● **Goal of the exercise**
Scan the material below for the string "their", and copy every line where it shows up.

════

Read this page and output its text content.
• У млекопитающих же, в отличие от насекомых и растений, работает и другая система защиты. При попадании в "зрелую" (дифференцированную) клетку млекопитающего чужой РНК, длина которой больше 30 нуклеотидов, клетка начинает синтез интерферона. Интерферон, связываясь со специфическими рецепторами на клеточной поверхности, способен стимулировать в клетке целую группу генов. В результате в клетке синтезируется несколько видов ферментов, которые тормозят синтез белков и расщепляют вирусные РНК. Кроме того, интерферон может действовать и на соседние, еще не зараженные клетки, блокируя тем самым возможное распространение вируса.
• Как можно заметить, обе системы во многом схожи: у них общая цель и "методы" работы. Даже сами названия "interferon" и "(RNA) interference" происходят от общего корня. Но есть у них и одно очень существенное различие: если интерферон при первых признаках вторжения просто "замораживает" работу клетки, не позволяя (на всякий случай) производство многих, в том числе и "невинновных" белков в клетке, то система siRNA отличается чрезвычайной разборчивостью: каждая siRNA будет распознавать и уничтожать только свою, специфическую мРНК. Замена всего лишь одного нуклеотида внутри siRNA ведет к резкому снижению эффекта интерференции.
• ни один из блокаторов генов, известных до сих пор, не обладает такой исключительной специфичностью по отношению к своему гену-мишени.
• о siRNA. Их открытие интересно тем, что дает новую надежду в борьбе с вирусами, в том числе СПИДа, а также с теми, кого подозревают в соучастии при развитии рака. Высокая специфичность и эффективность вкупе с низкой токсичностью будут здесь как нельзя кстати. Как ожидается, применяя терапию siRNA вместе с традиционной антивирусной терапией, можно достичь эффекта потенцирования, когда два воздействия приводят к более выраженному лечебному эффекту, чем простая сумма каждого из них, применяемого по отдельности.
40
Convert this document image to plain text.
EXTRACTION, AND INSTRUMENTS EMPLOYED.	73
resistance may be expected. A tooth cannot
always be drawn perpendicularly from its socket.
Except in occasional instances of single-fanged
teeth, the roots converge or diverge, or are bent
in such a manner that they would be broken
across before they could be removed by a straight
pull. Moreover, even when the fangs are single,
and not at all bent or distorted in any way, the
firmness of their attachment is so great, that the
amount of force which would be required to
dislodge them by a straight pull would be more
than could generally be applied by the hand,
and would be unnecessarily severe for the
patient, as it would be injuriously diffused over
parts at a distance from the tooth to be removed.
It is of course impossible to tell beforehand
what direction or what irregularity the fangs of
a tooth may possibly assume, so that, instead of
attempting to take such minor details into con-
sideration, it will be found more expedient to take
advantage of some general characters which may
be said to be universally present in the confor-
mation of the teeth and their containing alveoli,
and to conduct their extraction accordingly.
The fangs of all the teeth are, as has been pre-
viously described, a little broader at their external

════

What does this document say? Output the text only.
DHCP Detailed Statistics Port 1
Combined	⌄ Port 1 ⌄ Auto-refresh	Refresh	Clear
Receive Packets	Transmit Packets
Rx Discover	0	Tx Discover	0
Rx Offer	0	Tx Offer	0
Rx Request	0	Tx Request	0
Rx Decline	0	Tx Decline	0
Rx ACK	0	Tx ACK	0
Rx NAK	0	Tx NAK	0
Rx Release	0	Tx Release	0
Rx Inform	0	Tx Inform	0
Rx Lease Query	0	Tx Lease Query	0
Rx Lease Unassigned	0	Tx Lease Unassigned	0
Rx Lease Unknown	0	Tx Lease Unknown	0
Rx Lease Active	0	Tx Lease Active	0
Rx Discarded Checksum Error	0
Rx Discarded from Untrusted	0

════

● **Task output**
firmness of their attachment is so great, that the
mation of the teeth and their containing alveoli,
and to conduct their extraction accordingly.
viously described, a little broader at their external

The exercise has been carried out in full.